(Task to carry out):
The records below are to be copied word for word, with every picture left out.

(Data in this exercise):
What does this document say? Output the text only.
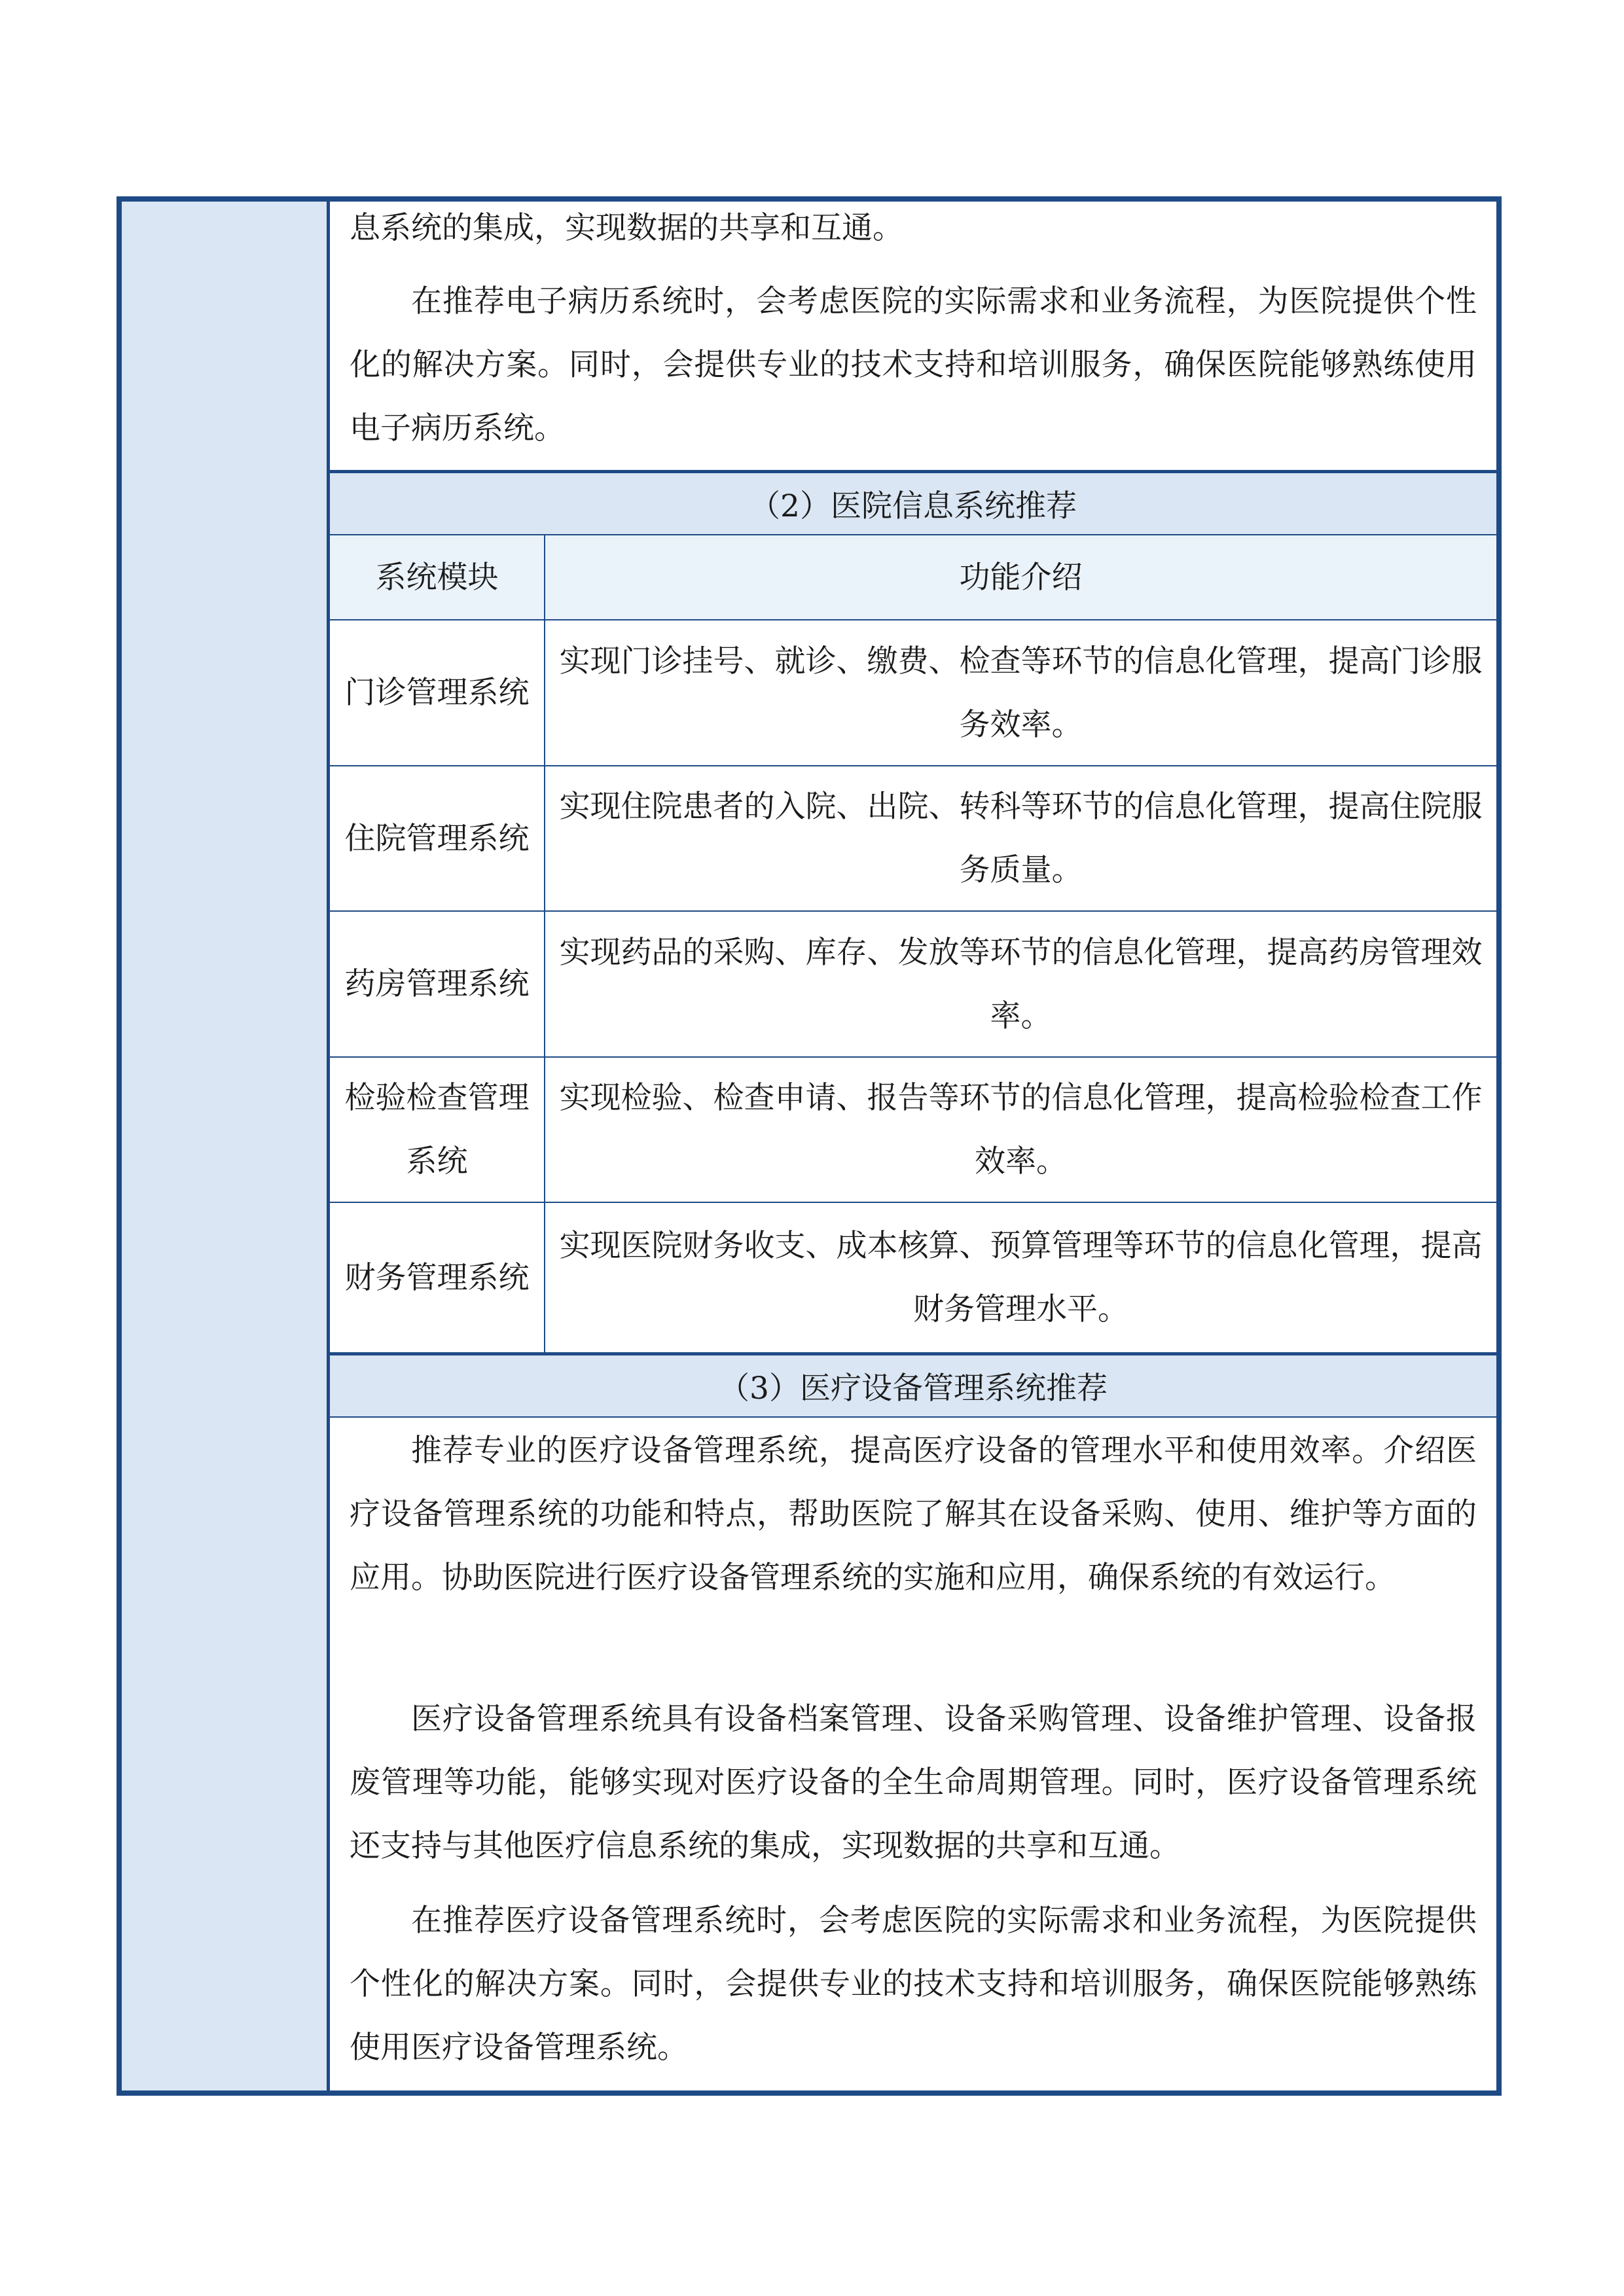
息系统的集成，实现数据的共享和互通。

在推荐电子病历系统时，会考虑医院的实际需求和业务流程，为医院提供个性化的解决方案。同时，会提供专业的技术支持和培训服务，确保医院能够熟练使用电子病历系统。

（2）医院信息系统推荐
系统模块	功能介绍
门诊管理系统
实现门诊挂号、就诊、缴费、检查等环节的信息化管理，提高门诊服务效率。
住院管理系统
实现住院患者的入院、出院、转科等环节的信息化管理，提高住院服务质量。
药房管理系统
实现药品的采购、库存、发放等环节的信息化管理，提高药房管理效率。
检验检查管理系统
实现检验、检查申请、报告等环节的信息化管理，提高检验检查工作效率。
财务管理系统
实现医院财务收支、成本核算、预算管理等环节的信息化管理，提高财务管理水平。
（3）医疗设备管理系统推荐

推荐专业的医疗设备管理系统，提高医疗设备的管理水平和使用效率。介绍医疗设备管理系统的功能和特点，帮助医院了解其在设备采购、使用、维护等方面的应用。协助医院进行医疗设备管理系统的实施和应用，确保系统的有效运行。

医疗设备管理系统具有设备档案管理、设备采购管理、设备维护管理、设备报废管理等功能，能够实现对医疗设备的全生命周期管理。同时，医疗设备管理系统还支持与其他医疗信息系统的集成，实现数据的共享和互通。

在推荐医疗设备管理系统时，会考虑医院的实际需求和业务流程，为医院提供个性化的解决方案。同时，会提供专业的技术支持和培训服务，确保医院能够熟练使用医疗设备管理系统。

(Worked answer):
What does this document say? Output the text only.
息系统的集成，实现数据的共享和互通。

在推荐电子病历系统时，会考虑医院的实际需求和业务流程，为医院提供个性化的解决方案。同时，会提供专业的技术支持和培训服务，确保医院能够熟练使用电子病历系统。

（2）医院信息系统推荐
系统模块	功能介绍
门诊管理系统
实现门诊挂号、就诊、缴费、检查等环节的信息化管理，提高门诊服务效率。
住院管理系统
实现住院患者的入院、出院、转科等环节的信息化管理，提高住院服务质量。
药房管理系统
实现药品的采购、库存、发放等环节的信息化管理，提高药房管理效率。
检验检查管理系统
实现检验、检查申请、报告等环节的信息化管理，提高检验检查工作效率。
财务管理系统
实现医院财务收支、成本核算、预算管理等环节的信息化管理，提高财务管理水平。
（3）医疗设备管理系统推荐

推荐专业的医疗设备管理系统，提高医疗设备的管理水平和使用效率。介绍医疗设备管理系统的功能和特点，帮助医院了解其在设备采购、使用、维护等方面的应用。协助医院进行医疗设备管理系统的实施和应用，确保系统的有效运行。

医疗设备管理系统具有设备档案管理、设备采购管理、设备维护管理、设备报废管理等功能，能够实现对医疗设备的全生命周期管理。同时，医疗设备管理系统还支持与其他医疗信息系统的集成，实现数据的共享和互通。

在推荐医疗设备管理系统时，会考虑医院的实际需求和业务流程，为医院提供个性化的解决方案。同时，会提供专业的技术支持和培训服务，确保医院能够熟练使用医疗设备管理系统。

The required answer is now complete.